Task brief:
Keep the pictures out of the copy and repeat the records exactly.
··· Data for processing ···
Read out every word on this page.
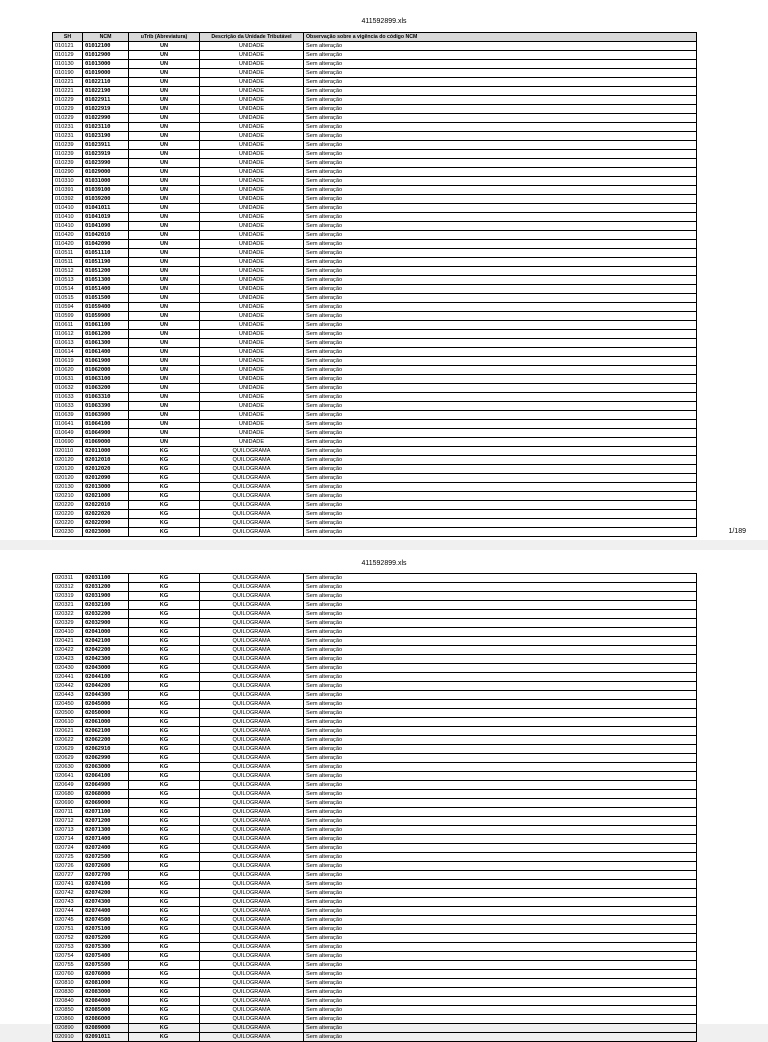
411592899.xls
SH	NCM	uTrib (Abreviatura)	Descrição da Unidade Tributável	Observação sobre a vigência do código NCM
010121	01012100	UN	UNIDADE	Sem alteração
010129	01012900	UN	UNIDADE	Sem alteração
010130	01013000	UN	UNIDADE	Sem alteração
010190	01019000	UN	UNIDADE	Sem alteração
010221	01022110	UN	UNIDADE	Sem alteração
010221	01022190	UN	UNIDADE	Sem alteração
010229	01022911	UN	UNIDADE	Sem alteração
010229	01022919	UN	UNIDADE	Sem alteração
010229	01022990	UN	UNIDADE	Sem alteração
010231	01023110	UN	UNIDADE	Sem alteração
010231	01023190	UN	UNIDADE	Sem alteração
010239	01023911	UN	UNIDADE	Sem alteração
010239	01023919	UN	UNIDADE	Sem alteração
010239	01023990	UN	UNIDADE	Sem alteração
010290	01029000	UN	UNIDADE	Sem alteração
010310	01031000	UN	UNIDADE	Sem alteração
010391	01039100	UN	UNIDADE	Sem alteração
010392	01039200	UN	UNIDADE	Sem alteração
010410	01041011	UN	UNIDADE	Sem alteração
010410	01041019	UN	UNIDADE	Sem alteração
010410	01041090	UN	UNIDADE	Sem alteração
010420	01042010	UN	UNIDADE	Sem alteração
010420	01042090	UN	UNIDADE	Sem alteração
010511	01051110	UN	UNIDADE	Sem alteração
010511	01051190	UN	UNIDADE	Sem alteração
010512	01051200	UN	UNIDADE	Sem alteração
010513	01051300	UN	UNIDADE	Sem alteração
010514	01051400	UN	UNIDADE	Sem alteração
010515	01051500	UN	UNIDADE	Sem alteração
010594	01059400	UN	UNIDADE	Sem alteração
010599	01059900	UN	UNIDADE	Sem alteração
010611	01061100	UN	UNIDADE	Sem alteração
010612	01061200	UN	UNIDADE	Sem alteração
010613	01061300	UN	UNIDADE	Sem alteração
010614	01061400	UN	UNIDADE	Sem alteração
010619	01061900	UN	UNIDADE	Sem alteração
010620	01062000	UN	UNIDADE	Sem alteração
010631	01063100	UN	UNIDADE	Sem alteração
010632	01063200	UN	UNIDADE	Sem alteração
010633	01063310	UN	UNIDADE	Sem alteração
010633	01063390	UN	UNIDADE	Sem alteração
010639	01063900	UN	UNIDADE	Sem alteração
010641	01064100	UN	UNIDADE	Sem alteração
010649	01064900	UN	UNIDADE	Sem alteração
010690	01069000	UN	UNIDADE	Sem alteração
020110	02011000	KG	QUILOGRAMA	Sem alteração
020120	02012010	KG	QUILOGRAMA	Sem alteração
020120	02012020	KG	QUILOGRAMA	Sem alteração
020120	02012090	KG	QUILOGRAMA	Sem alteração
020130	02013000	KG	QUILOGRAMA	Sem alteração
020210	02021000	KG	QUILOGRAMA	Sem alteração
020220	02022010	KG	QUILOGRAMA	Sem alteração
020220	02022020	KG	QUILOGRAMA	Sem alteração
020220	02022090	KG	QUILOGRAMA	Sem alteração
020230	02023000	KG	QUILOGRAMA	Sem alteração	1/189
411592899.xls
020311	02031100	KG	QUILOGRAMA	Sem alteração
020312	02031200	KG	QUILOGRAMA	Sem alteração
020319	02031900	KG	QUILOGRAMA	Sem alteração
020321	02032100	KG	QUILOGRAMA	Sem alteração
020322	02032200	KG	QUILOGRAMA	Sem alteração
020329	02032900	KG	QUILOGRAMA	Sem alteração
020410	02041000	KG	QUILOGRAMA	Sem alteração
020421	02042100	KG	QUILOGRAMA	Sem alteração
020422	02042200	KG	QUILOGRAMA	Sem alteração
020423	02042300	KG	QUILOGRAMA	Sem alteração
020430	02043000	KG	QUILOGRAMA	Sem alteração
020441	02044100	KG	QUILOGRAMA	Sem alteração
020442	02044200	KG	QUILOGRAMA	Sem alteração
020443	02044300	KG	QUILOGRAMA	Sem alteração
020450	02045000	KG	QUILOGRAMA	Sem alteração
020500	02050000	KG	QUILOGRAMA	Sem alteração
020610	02061000	KG	QUILOGRAMA	Sem alteração
020621	02062100	KG	QUILOGRAMA	Sem alteração
020622	02062200	KG	QUILOGRAMA	Sem alteração
020629	02062910	KG	QUILOGRAMA	Sem alteração
020629	02062990	KG	QUILOGRAMA	Sem alteração
020630	02063000	KG	QUILOGRAMA	Sem alteração
020641	02064100	KG	QUILOGRAMA	Sem alteração
020649	02064900	KG	QUILOGRAMA	Sem alteração
020680	02068000	KG	QUILOGRAMA	Sem alteração
020690	02069000	KG	QUILOGRAMA	Sem alteração
020711	02071100	KG	QUILOGRAMA	Sem alteração
020712	02071200	KG	QUILOGRAMA	Sem alteração
020713	02071300	KG	QUILOGRAMA	Sem alteração
020714	02071400	KG	QUILOGRAMA	Sem alteração
020724	02072400	KG	QUILOGRAMA	Sem alteração
020725	02072500	KG	QUILOGRAMA	Sem alteração
020726	02072600	KG	QUILOGRAMA	Sem alteração
020727	02072700	KG	QUILOGRAMA	Sem alteração
020741	02074100	KG	QUILOGRAMA	Sem alteração
020742	02074200	KG	QUILOGRAMA	Sem alteração
020743	02074300	KG	QUILOGRAMA	Sem alteração
020744	02074400	KG	QUILOGRAMA	Sem alteração
020745	02074500	KG	QUILOGRAMA	Sem alteração
020751	02075100	KG	QUILOGRAMA	Sem alteração
020752	02075200	KG	QUILOGRAMA	Sem alteração
020753	02075300	KG	QUILOGRAMA	Sem alteração
020754	02075400	KG	QUILOGRAMA	Sem alteração
020755	02075500	KG	QUILOGRAMA	Sem alteração
020760	02076000	KG	QUILOGRAMA	Sem alteração
020810	02081000	KG	QUILOGRAMA	Sem alteração
020830	02083000	KG	QUILOGRAMA	Sem alteração
020840	02084000	KG	QUILOGRAMA	Sem alteração
020850	02085000	KG	QUILOGRAMA	Sem alteração
020860	02086000	KG	QUILOGRAMA	Sem alteração
020890	02089000	KG	QUILOGRAMA	Sem alteração
020910	02091011	KG	QUILOGRAMA	Sem alteração
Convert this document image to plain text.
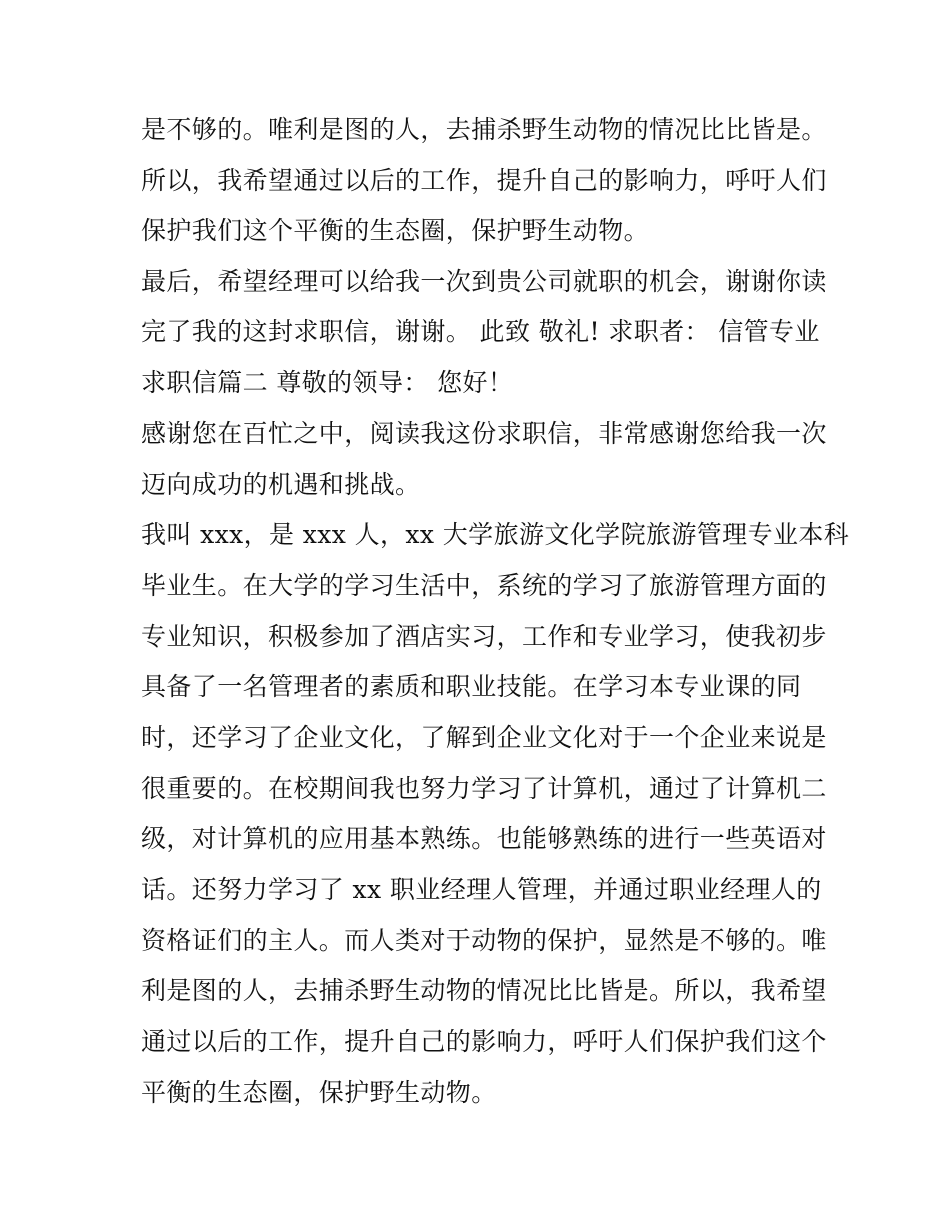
是不够的。唯利是图的人，去捕杀野生动物的情况比比皆是。
所以，我希望通过以后的工作，提升自己的影响力，呼吁人们
保护我们这个平衡的生态圈，保护野生动物。
最后，希望经理可以给我一次到贵公司就职的机会，谢谢你读
完了我的这封求职信，谢谢。 此致 敬礼! 求职者： 信管专业
求职信篇二 尊敬的领导： 您好！
感谢您在百忙之中，阅读我这份求职信，非常感谢您给我一次
迈向成功的机遇和挑战。
我叫 xxx，是 xxx 人，xx 大学旅游文化学院旅游管理专业本科
毕业生。在大学的学习生活中，系统的学习了旅游管理方面的
专业知识，积极参加了酒店实习，工作和专业学习，使我初步
具备了一名管理者的素质和职业技能。在学习本专业课的同
时，还学习了企业文化，了解到企业文化对于一个企业来说是
很重要的。在校期间我也努力学习了计算机，通过了计算机二
级，对计算机的应用基本熟练。也能够熟练的进行一些英语对
话。还努力学习了 xx 职业经理人管理，并通过职业经理人的
资格证们的主人。而人类对于动物的保护，显然是不够的。唯
利是图的人，去捕杀野生动物的情况比比皆是。所以，我希望
通过以后的工作，提升自己的影响力，呼吁人们保护我们这个
平衡的生态圈，保护野生动物。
···
Written response:
Read out every word on this page.
411592899.xls
SH	NCM	uTrib (Abreviatura)	Descrição da Unidade Tributável	Observação sobre a vigência do código NCM
010121	01012100	UN	UNIDADE	Sem alteração
010129	01012900	UN	UNIDADE	Sem alteração
010130	01013000	UN	UNIDADE	Sem alteração
010190	01019000	UN	UNIDADE	Sem alteração
010221	01022110	UN	UNIDADE	Sem alteração
010221	01022190	UN	UNIDADE	Sem alteração
010229	01022911	UN	UNIDADE	Sem alteração
010229	01022919	UN	UNIDADE	Sem alteração
010229	01022990	UN	UNIDADE	Sem alteração
010231	01023110	UN	UNIDADE	Sem alteração
010231	01023190	UN	UNIDADE	Sem alteração
010239	01023911	UN	UNIDADE	Sem alteração
010239	01023919	UN	UNIDADE	Sem alteração
010239	01023990	UN	UNIDADE	Sem alteração
010290	01029000	UN	UNIDADE	Sem alteração
010310	01031000	UN	UNIDADE	Sem alteração
010391	01039100	UN	UNIDADE	Sem alteração
010392	01039200	UN	UNIDADE	Sem alteração
010410	01041011	UN	UNIDADE	Sem alteração
010410	01041019	UN	UNIDADE	Sem alteração
010410	01041090	UN	UNIDADE	Sem alteração
010420	01042010	UN	UNIDADE	Sem alteração
010420	01042090	UN	UNIDADE	Sem alteração
010511	01051110	UN	UNIDADE	Sem alteração
010511	01051190	UN	UNIDADE	Sem alteração
010512	01051200	UN	UNIDADE	Sem alteração
010513	01051300	UN	UNIDADE	Sem alteração
010514	01051400	UN	UNIDADE	Sem alteração
010515	01051500	UN	UNIDADE	Sem alteração
010594	01059400	UN	UNIDADE	Sem alteração
010599	01059900	UN	UNIDADE	Sem alteração
010611	01061100	UN	UNIDADE	Sem alteração
010612	01061200	UN	UNIDADE	Sem alteração
010613	01061300	UN	UNIDADE	Sem alteração
010614	01061400	UN	UNIDADE	Sem alteração
010619	01061900	UN	UNIDADE	Sem alteração
010620	01062000	UN	UNIDADE	Sem alteração
010631	01063100	UN	UNIDADE	Sem alteração
010632	01063200	UN	UNIDADE	Sem alteração
010633	01063310	UN	UNIDADE	Sem alteração
010633	01063390	UN	UNIDADE	Sem alteração
010639	01063900	UN	UNIDADE	Sem alteração
010641	01064100	UN	UNIDADE	Sem alteração
010649	01064900	UN	UNIDADE	Sem alteração
010690	01069000	UN	UNIDADE	Sem alteração
020110	02011000	KG	QUILOGRAMA	Sem alteração
020120	02012010	KG	QUILOGRAMA	Sem alteração
020120	02012020	KG	QUILOGRAMA	Sem alteração
020120	02012090	KG	QUILOGRAMA	Sem alteração
020130	02013000	KG	QUILOGRAMA	Sem alteração
020210	02021000	KG	QUILOGRAMA	Sem alteração
020220	02022010	KG	QUILOGRAMA	Sem alteração
020220	02022020	KG	QUILOGRAMA	Sem alteração
020220	02022090	KG	QUILOGRAMA	Sem alteração
020230	02023000	KG	QUILOGRAMA	Sem alteração	1/189
411592899.xls
020311	02031100	KG	QUILOGRAMA	Sem alteração
020312	02031200	KG	QUILOGRAMA	Sem alteração
020319	02031900	KG	QUILOGRAMA	Sem alteração
020321	02032100	KG	QUILOGRAMA	Sem alteração
020322	02032200	KG	QUILOGRAMA	Sem alteração
020329	02032900	KG	QUILOGRAMA	Sem alteração
020410	02041000	KG	QUILOGRAMA	Sem alteração
020421	02042100	KG	QUILOGRAMA	Sem alteração
020422	02042200	KG	QUILOGRAMA	Sem alteração
020423	02042300	KG	QUILOGRAMA	Sem alteração
020430	02043000	KG	QUILOGRAMA	Sem alteração
020441	02044100	KG	QUILOGRAMA	Sem alteração
020442	02044200	KG	QUILOGRAMA	Sem alteração
020443	02044300	KG	QUILOGRAMA	Sem alteração
020450	02045000	KG	QUILOGRAMA	Sem alteração
020500	02050000	KG	QUILOGRAMA	Sem alteração
020610	02061000	KG	QUILOGRAMA	Sem alteração
020621	02062100	KG	QUILOGRAMA	Sem alteração
020622	02062200	KG	QUILOGRAMA	Sem alteração
020629	02062910	KG	QUILOGRAMA	Sem alteração
020629	02062990	KG	QUILOGRAMA	Sem alteração
020630	02063000	KG	QUILOGRAMA	Sem alteração
020641	02064100	KG	QUILOGRAMA	Sem alteração
020649	02064900	KG	QUILOGRAMA	Sem alteração
020680	02068000	KG	QUILOGRAMA	Sem alteração
020690	02069000	KG	QUILOGRAMA	Sem alteração
020711	02071100	KG	QUILOGRAMA	Sem alteração
020712	02071200	KG	QUILOGRAMA	Sem alteração
020713	02071300	KG	QUILOGRAMA	Sem alteração
020714	02071400	KG	QUILOGRAMA	Sem alteração
020724	02072400	KG	QUILOGRAMA	Sem alteração
020725	02072500	KG	QUILOGRAMA	Sem alteração
020726	02072600	KG	QUILOGRAMA	Sem alteração
020727	02072700	KG	QUILOGRAMA	Sem alteração
020741	02074100	KG	QUILOGRAMA	Sem alteração
020742	02074200	KG	QUILOGRAMA	Sem alteração
020743	02074300	KG	QUILOGRAMA	Sem alteração
020744	02074400	KG	QUILOGRAMA	Sem alteração
020745	02074500	KG	QUILOGRAMA	Sem alteração
020751	02075100	KG	QUILOGRAMA	Sem alteração
020752	02075200	KG	QUILOGRAMA	Sem alteração
020753	02075300	KG	QUILOGRAMA	Sem alteração
020754	02075400	KG	QUILOGRAMA	Sem alteração
020755	02075500	KG	QUILOGRAMA	Sem alteração
020760	02076000	KG	QUILOGRAMA	Sem alteração
020810	02081000	KG	QUILOGRAMA	Sem alteração
020830	02083000	KG	QUILOGRAMA	Sem alteração
020840	02084000	KG	QUILOGRAMA	Sem alteração
020850	02085000	KG	QUILOGRAMA	Sem alteração
020860	02086000	KG	QUILOGRAMA	Sem alteração
020890	02089000	KG	QUILOGRAMA	Sem alteração
020910	02091011	KG	QUILOGRAMA	Sem alteração
Convert this document image to plain text.
是不够的。唯利是图的人，去捕杀野生动物的情况比比皆是。
所以，我希望通过以后的工作，提升自己的影响力，呼吁人们
保护我们这个平衡的生态圈，保护野生动物。
最后，希望经理可以给我一次到贵公司就职的机会，谢谢你读
完了我的这封求职信，谢谢。 此致 敬礼! 求职者： 信管专业
求职信篇二 尊敬的领导： 您好！
感谢您在百忙之中，阅读我这份求职信，非常感谢您给我一次
迈向成功的机遇和挑战。
我叫 xxx，是 xxx 人，xx 大学旅游文化学院旅游管理专业本科
毕业生。在大学的学习生活中，系统的学习了旅游管理方面的
专业知识，积极参加了酒店实习，工作和专业学习，使我初步
具备了一名管理者的素质和职业技能。在学习本专业课的同
时，还学习了企业文化，了解到企业文化对于一个企业来说是
很重要的。在校期间我也努力学习了计算机，通过了计算机二
级，对计算机的应用基本熟练。也能够熟练的进行一些英语对
话。还努力学习了 xx 职业经理人管理，并通过职业经理人的
资格证们的主人。而人类对于动物的保护，显然是不够的。唯
利是图的人，去捕杀野生动物的情况比比皆是。所以，我希望
通过以后的工作，提升自己的影响力，呼吁人们保护我们这个
平衡的生态圈，保护野生动物。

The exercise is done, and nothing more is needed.